▸ Written instruction: Every line that includes the word "during" is to be listed.
───── Task data ─────
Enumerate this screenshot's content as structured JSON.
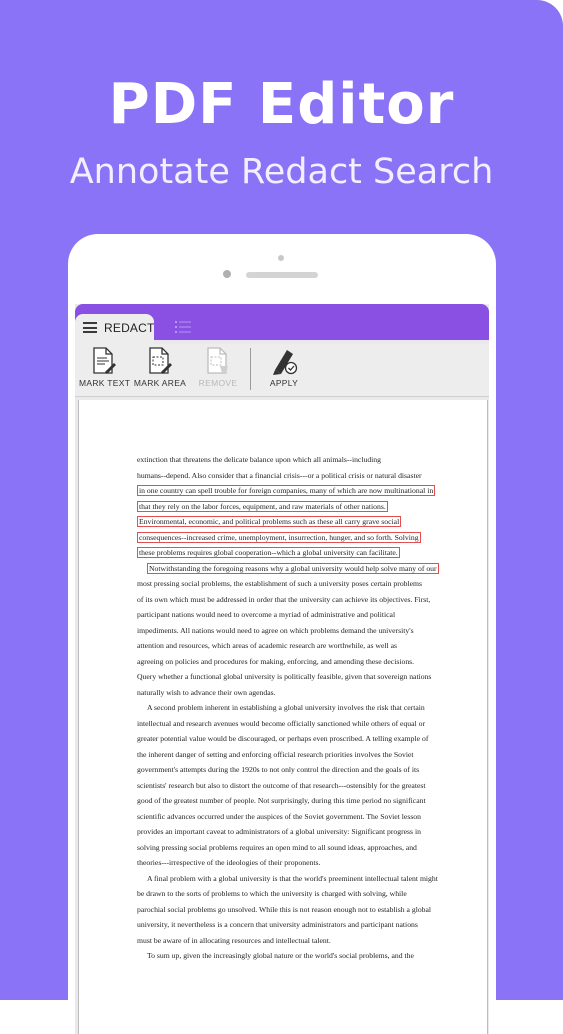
{
  "promo": {
    "title": "PDF Editor",
    "subtitle": "Annotate Redact Search"
  },
  "colors": {
    "background": "#8a73f6",
    "tabbar": "#8a4fe3",
    "toolbar": "#ededee",
    "redact_mark": "#e05050"
  },
  "tabs": {
    "active": {
      "label": "REDACT",
      "icon": "hamburger-menu-icon"
    },
    "other": {
      "icon": "list-icon"
    }
  },
  "toolbar": {
    "mark_text": {
      "label": "MARK TEXT",
      "icon": "mark-text-icon"
    },
    "mark_area": {
      "label": "MARK AREA",
      "icon": "mark-area-icon"
    },
    "remove": {
      "label": "REMOVE",
      "icon": "remove-icon"
    },
    "apply": {
      "label": "APPLY",
      "icon": "apply-marker-icon"
    }
  },
  "document": {
    "lines": [
      {
        "text": "extinction that threatens the delicate balance upon which all animals--including",
        "mark": false,
        "indent": false
      },
      {
        "text": "humans--depend. Also consider that a financial crisis---or a political crisis or natural disaster",
        "mark": false,
        "indent": false
      },
      {
        "text": "in one country can spell trouble for foreign companies, many of which are now multinational in",
        "mark": true,
        "indent": false
      },
      {
        "text": "that they rely on the labor forces, equipment, and raw materials of other nations.",
        "mark": true,
        "indent": false
      },
      {
        "text": "Environmental, economic, and political problems such as these all carry grave social",
        "mark": true,
        "indent": false
      },
      {
        "text": "consequences--increased crime, unemployment, insurrection, hunger, and so forth. Solving",
        "mark": true,
        "indent": false
      },
      {
        "text": "these problems requires global cooperation--which a        global university can facilitate.",
        "mark": true,
        "indent": false
      },
      {
        "text": "Notwithstanding the foregoing reasons why a global university would help solve many of our",
        "mark": true,
        "indent": true
      },
      {
        "text": "most pressing social problems, the establishment of such a university poses certain problems",
        "mark": false,
        "indent": false
      },
      {
        "text": "of its own which must be addressed in order that the university can achieve its objectives. First,",
        "mark": false,
        "indent": false
      },
      {
        "text": "participant nations would need to overcome a myriad of administrative and political",
        "mark": false,
        "indent": false
      },
      {
        "text": "impediments. All nations would need to agree on which problems demand the university's",
        "mark": false,
        "indent": false
      },
      {
        "text": "attention and resources, which areas of academic research are worthwhile, as well as",
        "mark": false,
        "indent": false
      },
      {
        "text": "agreeing on policies and procedures for making, enforcing, and amending these decisions.",
        "mark": false,
        "indent": false
      },
      {
        "text": "Query whether a functional global university is politically feasible, given that sovereign nations",
        "mark": false,
        "indent": false
      },
      {
        "text": "naturally wish to advance their own agendas.",
        "mark": false,
        "indent": false
      },
      {
        "text": "A second problem inherent in establishing a global university involves the risk that certain",
        "mark": false,
        "indent": true
      },
      {
        "text": "intellectual and research avenues would become officially sanctioned while others of equal or",
        "mark": false,
        "indent": false
      },
      {
        "text": "greater potential value would be discouraged, or perhaps even proscribed. A telling example of",
        "mark": false,
        "indent": false
      },
      {
        "text": "the inherent danger of setting and enforcing official research priorities involves the Soviet",
        "mark": false,
        "indent": false
      },
      {
        "text": "government's attempts during the 1920s to not only control the direction and the goals of its",
        "mark": false,
        "indent": false
      },
      {
        "text": "scientists' research but also to distort the outcome of that research---ostensibly for the greatest",
        "mark": false,
        "indent": false
      },
      {
        "text": "good of the greatest number of people. Not surprisingly, during this time period no significant",
        "mark": false,
        "indent": false
      },
      {
        "text": "scientific advances occurred under the auspices of the Soviet government. The Soviet lesson",
        "mark": false,
        "indent": false
      },
      {
        "text": "provides an important caveat to administrators of a global university: Significant progress in",
        "mark": false,
        "indent": false
      },
      {
        "text": "solving pressing social problems requires an open mind to all sound ideas, approaches, and",
        "mark": false,
        "indent": false
      },
      {
        "text": "theories---irrespective of the ideologies of their proponents.",
        "mark": false,
        "indent": false
      },
      {
        "text": "A final problem with a global university is that the world's preeminent intellectual talent might",
        "mark": false,
        "indent": true
      },
      {
        "text": "be drawn to the sorts of problems to which the university is charged with solving, while",
        "mark": false,
        "indent": false
      },
      {
        "text": "parochial social problems go unsolved. While this is not reason enough not to establish a global",
        "mark": false,
        "indent": false
      },
      {
        "text": "university, it nevertheless is a concern that university administrators and participant nations",
        "mark": false,
        "indent": false
      },
      {
        "text": "must be aware of in allocating resources and intellectual talent.",
        "mark": false,
        "indent": false
      },
      {
        "text": "To sum up, given the increasingly global nature or the world's social problems, and the",
        "mark": false,
        "indent": true
      }
    ]
  }
}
─────
▸ Solved exercise:
        "text": "government's attempts during the 1920s to not only control the direction and the goals of its",
        "text": "good of the greatest number of people. Not surprisingly, during this time period no significant",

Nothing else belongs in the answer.